Collected data entries:
━━━━━━━━━━━━━━━━━━━━━━━━━━━━━━

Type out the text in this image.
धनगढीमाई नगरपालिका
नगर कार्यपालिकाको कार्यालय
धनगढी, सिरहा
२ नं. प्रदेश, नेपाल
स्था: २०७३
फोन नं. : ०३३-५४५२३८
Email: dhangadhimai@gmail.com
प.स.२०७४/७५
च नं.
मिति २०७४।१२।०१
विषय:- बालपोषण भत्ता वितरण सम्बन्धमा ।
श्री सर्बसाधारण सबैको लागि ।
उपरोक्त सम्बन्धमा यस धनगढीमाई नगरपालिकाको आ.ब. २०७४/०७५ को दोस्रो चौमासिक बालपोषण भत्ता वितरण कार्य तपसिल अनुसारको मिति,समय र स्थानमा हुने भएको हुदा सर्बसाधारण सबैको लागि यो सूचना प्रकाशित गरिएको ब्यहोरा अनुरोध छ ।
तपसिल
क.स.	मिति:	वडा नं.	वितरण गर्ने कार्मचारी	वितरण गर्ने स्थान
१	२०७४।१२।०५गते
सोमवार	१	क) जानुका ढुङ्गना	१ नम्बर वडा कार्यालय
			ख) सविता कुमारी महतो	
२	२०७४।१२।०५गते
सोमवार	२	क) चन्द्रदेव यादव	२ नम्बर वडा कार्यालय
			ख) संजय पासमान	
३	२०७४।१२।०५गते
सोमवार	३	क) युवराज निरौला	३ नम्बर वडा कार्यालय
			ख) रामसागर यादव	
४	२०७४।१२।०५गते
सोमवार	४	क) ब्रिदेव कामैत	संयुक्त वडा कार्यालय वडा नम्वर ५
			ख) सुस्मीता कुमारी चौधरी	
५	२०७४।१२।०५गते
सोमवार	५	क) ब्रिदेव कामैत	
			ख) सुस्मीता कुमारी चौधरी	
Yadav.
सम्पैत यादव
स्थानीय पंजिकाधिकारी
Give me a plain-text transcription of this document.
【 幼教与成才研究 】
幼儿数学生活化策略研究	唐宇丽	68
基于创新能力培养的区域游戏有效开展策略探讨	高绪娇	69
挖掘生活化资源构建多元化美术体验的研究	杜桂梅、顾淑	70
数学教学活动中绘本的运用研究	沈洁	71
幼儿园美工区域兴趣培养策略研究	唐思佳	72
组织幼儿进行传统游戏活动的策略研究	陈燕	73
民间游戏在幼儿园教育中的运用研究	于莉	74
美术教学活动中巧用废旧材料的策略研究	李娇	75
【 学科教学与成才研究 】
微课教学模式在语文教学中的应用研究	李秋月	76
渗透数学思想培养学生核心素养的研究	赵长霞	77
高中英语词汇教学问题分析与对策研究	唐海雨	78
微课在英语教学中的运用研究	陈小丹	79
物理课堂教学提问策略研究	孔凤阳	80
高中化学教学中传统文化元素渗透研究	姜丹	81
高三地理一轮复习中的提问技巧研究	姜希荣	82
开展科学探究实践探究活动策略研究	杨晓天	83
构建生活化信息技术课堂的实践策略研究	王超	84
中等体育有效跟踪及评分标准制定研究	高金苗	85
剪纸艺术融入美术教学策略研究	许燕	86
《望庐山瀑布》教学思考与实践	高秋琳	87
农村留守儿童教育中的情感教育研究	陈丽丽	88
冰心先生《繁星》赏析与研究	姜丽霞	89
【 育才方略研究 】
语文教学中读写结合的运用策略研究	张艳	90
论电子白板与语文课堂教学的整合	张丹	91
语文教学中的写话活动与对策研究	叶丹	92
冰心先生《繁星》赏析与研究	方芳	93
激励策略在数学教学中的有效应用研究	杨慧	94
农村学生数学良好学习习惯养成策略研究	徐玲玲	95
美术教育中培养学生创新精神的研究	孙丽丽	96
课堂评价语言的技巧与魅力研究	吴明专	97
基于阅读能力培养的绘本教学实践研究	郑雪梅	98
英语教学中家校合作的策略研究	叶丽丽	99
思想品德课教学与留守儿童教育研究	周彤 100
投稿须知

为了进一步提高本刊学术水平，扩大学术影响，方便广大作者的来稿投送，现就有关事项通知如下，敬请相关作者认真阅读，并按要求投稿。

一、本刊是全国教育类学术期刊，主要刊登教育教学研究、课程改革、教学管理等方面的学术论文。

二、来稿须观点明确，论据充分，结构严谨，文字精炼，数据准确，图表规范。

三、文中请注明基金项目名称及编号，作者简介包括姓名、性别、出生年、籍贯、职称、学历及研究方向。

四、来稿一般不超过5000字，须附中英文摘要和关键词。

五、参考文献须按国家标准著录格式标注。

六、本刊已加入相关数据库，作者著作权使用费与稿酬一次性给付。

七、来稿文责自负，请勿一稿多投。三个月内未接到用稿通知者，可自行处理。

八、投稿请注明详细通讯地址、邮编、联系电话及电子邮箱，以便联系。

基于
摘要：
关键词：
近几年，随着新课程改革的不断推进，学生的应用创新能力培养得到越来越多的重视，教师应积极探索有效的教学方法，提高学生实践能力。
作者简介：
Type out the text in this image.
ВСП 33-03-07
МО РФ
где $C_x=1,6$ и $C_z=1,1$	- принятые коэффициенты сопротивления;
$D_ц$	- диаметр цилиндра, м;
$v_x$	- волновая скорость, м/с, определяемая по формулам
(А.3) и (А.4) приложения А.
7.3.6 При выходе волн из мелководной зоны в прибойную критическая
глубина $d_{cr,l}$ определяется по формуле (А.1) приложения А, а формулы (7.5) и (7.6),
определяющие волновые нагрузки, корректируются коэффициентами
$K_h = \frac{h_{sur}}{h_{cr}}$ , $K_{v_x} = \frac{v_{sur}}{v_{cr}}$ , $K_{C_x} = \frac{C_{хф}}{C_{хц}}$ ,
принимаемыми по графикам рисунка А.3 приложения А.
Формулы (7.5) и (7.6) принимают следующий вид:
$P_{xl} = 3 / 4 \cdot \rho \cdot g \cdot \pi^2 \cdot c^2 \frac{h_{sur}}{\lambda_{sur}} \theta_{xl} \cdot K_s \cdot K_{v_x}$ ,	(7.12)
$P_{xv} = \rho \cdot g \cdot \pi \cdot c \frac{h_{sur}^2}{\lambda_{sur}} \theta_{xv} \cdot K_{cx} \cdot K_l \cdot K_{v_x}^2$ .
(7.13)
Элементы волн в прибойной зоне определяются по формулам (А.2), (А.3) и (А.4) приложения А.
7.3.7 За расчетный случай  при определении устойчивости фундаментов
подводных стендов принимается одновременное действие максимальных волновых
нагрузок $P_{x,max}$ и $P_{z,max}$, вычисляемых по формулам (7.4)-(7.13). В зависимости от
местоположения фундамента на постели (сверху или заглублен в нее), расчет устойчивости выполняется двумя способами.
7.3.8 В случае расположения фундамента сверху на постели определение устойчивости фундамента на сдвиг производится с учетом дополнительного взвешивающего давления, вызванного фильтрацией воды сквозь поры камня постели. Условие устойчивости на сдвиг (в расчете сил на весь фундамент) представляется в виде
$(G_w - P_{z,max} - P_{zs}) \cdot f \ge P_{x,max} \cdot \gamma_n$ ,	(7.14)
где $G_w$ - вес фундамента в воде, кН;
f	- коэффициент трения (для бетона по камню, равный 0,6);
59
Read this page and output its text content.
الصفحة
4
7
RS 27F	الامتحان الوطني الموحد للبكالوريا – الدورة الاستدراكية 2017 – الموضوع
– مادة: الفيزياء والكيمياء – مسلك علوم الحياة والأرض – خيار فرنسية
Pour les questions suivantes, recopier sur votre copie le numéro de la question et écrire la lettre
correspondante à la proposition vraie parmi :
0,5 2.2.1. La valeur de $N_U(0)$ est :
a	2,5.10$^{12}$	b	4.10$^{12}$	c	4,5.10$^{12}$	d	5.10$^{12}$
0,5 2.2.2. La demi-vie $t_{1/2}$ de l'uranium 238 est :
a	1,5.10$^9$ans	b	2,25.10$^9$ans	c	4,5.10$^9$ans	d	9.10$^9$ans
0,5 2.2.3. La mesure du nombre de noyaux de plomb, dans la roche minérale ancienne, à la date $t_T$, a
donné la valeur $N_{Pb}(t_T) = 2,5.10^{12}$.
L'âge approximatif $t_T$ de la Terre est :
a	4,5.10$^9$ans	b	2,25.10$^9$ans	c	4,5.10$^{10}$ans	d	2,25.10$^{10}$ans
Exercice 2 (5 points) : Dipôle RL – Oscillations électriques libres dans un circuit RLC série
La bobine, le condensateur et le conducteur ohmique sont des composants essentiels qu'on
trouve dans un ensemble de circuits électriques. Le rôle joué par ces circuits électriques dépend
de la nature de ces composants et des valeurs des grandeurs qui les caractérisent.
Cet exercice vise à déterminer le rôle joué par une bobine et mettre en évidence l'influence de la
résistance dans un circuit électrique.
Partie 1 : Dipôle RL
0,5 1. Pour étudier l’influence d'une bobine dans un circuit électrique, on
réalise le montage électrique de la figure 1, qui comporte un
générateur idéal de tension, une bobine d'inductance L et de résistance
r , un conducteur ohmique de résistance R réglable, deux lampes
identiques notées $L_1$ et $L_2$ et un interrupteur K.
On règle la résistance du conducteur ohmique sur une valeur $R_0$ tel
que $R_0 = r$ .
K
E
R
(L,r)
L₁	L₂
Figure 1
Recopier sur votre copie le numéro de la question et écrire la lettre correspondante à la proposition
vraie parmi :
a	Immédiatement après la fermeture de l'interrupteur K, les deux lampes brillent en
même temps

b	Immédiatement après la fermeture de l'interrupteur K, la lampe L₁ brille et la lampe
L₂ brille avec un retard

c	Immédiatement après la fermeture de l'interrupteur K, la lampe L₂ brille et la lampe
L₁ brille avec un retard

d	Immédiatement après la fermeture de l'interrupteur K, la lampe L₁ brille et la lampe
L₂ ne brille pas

━━━━━━━━━━━━━━━━━━━━━━━━━━━━━━

WHAT IS BEING ASKED » Count how many lines contain "устойчивости" and give only that count.

ANSWER FOR THE TASK » 3